---- Input material
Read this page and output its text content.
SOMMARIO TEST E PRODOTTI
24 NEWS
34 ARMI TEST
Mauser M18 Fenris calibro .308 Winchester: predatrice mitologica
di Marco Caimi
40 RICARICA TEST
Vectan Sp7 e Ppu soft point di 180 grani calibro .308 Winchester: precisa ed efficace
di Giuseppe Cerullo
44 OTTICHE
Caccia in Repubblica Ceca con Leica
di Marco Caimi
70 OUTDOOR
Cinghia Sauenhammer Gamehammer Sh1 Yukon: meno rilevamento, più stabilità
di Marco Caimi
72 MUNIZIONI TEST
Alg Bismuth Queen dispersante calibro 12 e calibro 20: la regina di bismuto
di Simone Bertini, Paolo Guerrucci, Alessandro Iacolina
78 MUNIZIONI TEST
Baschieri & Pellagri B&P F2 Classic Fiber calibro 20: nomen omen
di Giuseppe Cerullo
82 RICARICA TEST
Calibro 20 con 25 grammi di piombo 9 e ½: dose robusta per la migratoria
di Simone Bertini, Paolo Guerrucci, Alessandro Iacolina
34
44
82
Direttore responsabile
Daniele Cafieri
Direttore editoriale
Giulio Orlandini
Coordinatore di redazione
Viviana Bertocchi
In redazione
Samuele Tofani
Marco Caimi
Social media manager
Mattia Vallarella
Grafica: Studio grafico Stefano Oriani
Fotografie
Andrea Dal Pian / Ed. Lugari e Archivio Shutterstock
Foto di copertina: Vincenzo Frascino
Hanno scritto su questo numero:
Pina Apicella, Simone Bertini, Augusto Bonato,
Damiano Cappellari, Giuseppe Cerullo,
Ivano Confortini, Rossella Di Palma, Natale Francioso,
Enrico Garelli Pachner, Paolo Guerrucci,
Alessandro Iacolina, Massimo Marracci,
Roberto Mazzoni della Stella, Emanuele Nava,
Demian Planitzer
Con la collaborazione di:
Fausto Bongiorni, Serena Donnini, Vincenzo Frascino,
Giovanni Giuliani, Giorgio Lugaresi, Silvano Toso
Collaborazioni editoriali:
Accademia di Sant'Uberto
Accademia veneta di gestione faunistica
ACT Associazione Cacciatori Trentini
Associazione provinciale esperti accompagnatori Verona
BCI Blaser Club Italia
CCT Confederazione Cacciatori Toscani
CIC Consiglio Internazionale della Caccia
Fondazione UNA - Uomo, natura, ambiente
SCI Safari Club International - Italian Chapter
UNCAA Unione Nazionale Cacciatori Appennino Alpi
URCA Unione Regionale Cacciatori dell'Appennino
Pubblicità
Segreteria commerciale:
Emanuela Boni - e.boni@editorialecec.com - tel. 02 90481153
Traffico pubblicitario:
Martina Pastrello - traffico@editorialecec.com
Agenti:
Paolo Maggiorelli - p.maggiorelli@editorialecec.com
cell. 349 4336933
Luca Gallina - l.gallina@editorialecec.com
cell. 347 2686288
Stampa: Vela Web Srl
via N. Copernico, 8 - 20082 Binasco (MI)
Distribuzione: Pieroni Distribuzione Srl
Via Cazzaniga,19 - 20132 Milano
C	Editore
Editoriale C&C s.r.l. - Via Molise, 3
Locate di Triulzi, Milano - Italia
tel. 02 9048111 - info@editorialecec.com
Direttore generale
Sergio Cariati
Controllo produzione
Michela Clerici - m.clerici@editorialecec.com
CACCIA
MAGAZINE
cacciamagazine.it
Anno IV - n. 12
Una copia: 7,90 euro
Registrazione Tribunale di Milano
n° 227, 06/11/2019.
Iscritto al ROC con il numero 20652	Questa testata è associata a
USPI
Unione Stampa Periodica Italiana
--------
> **Given instruction**
Retype every record above exactly as it appears.

> **Solution to this problem**
Read this page and output its text content.
SOMMARIO TEST E PRODOTTI
24 NEWS
34 ARMI TEST
Mauser M18 Fenris calibro .308 Winchester: predatrice mitologica
di Marco Caimi
40 RICARICA TEST
Vectan Sp7 e Ppu soft point di 180 grani calibro .308 Winchester: precisa ed efficace
di Giuseppe Cerullo
44 OTTICHE
Caccia in Repubblica Ceca con Leica
di Marco Caimi
70 OUTDOOR
Cinghia Sauenhammer Gamehammer Sh1 Yukon: meno rilevamento, più stabilità
di Marco Caimi
72 MUNIZIONI TEST
Alg Bismuth Queen dispersante calibro 12 e calibro 20: la regina di bismuto
di Simone Bertini, Paolo Guerrucci, Alessandro Iacolina
78 MUNIZIONI TEST
Baschieri & Pellagri B&P F2 Classic Fiber calibro 20: nomen omen
di Giuseppe Cerullo
82 RICARICA TEST
Calibro 20 con 25 grammi di piombo 9 e ½: dose robusta per la migratoria
di Simone Bertini, Paolo Guerrucci, Alessandro Iacolina
34
44
82
Direttore responsabile
Daniele Cafieri
Direttore editoriale
Giulio Orlandini
Coordinatore di redazione
Viviana Bertocchi
In redazione
Samuele Tofani
Marco Caimi
Social media manager
Mattia Vallarella
Grafica: Studio grafico Stefano Oriani
Fotografie
Andrea Dal Pian / Ed. Lugari e Archivio Shutterstock
Foto di copertina: Vincenzo Frascino
Hanno scritto su questo numero:
Pina Apicella, Simone Bertini, Augusto Bonato,
Damiano Cappellari, Giuseppe Cerullo,
Ivano Confortini, Rossella Di Palma, Natale Francioso,
Enrico Garelli Pachner, Paolo Guerrucci,
Alessandro Iacolina, Massimo Marracci,
Roberto Mazzoni della Stella, Emanuele Nava,
Demian Planitzer
Con la collaborazione di:
Fausto Bongiorni, Serena Donnini, Vincenzo Frascino,
Giovanni Giuliani, Giorgio Lugaresi, Silvano Toso
Collaborazioni editoriali:
Accademia di Sant'Uberto
Accademia veneta di gestione faunistica
ACT Associazione Cacciatori Trentini
Associazione provinciale esperti accompagnatori Verona
BCI Blaser Club Italia
CCT Confederazione Cacciatori Toscani
CIC Consiglio Internazionale della Caccia
Fondazione UNA - Uomo, natura, ambiente
SCI Safari Club International - Italian Chapter
UNCAA Unione Nazionale Cacciatori Appennino Alpi
URCA Unione Regionale Cacciatori dell'Appennino
Pubblicità
Segreteria commerciale:
Emanuela Boni - e.boni@editorialecec.com - tel. 02 90481153
Traffico pubblicitario:
Martina Pastrello - traffico@editorialecec.com
Agenti:
Paolo Maggiorelli - p.maggiorelli@editorialecec.com
cell. 349 4336933
Luca Gallina - l.gallina@editorialecec.com
cell. 347 2686288
Stampa: Vela Web Srl
via N. Copernico, 8 - 20082 Binasco (MI)
Distribuzione: Pieroni Distribuzione Srl
Via Cazzaniga,19 - 20132 Milano
C	Editore
Editoriale C&C s.r.l. - Via Molise, 3
Locate di Triulzi, Milano - Italia
tel. 02 9048111 - info@editorialecec.com
Direttore generale
Sergio Cariati
Controllo produzione
Michela Clerici - m.clerici@editorialecec.com
CACCIA
MAGAZINE
cacciamagazine.it
Anno IV - n. 12
Una copia: 7,90 euro
Registrazione Tribunale di Milano
n° 227, 06/11/2019.
Iscritto al ROC con il numero 20652	Questa testata è associata a
USPI
Unione Stampa Periodica Italiana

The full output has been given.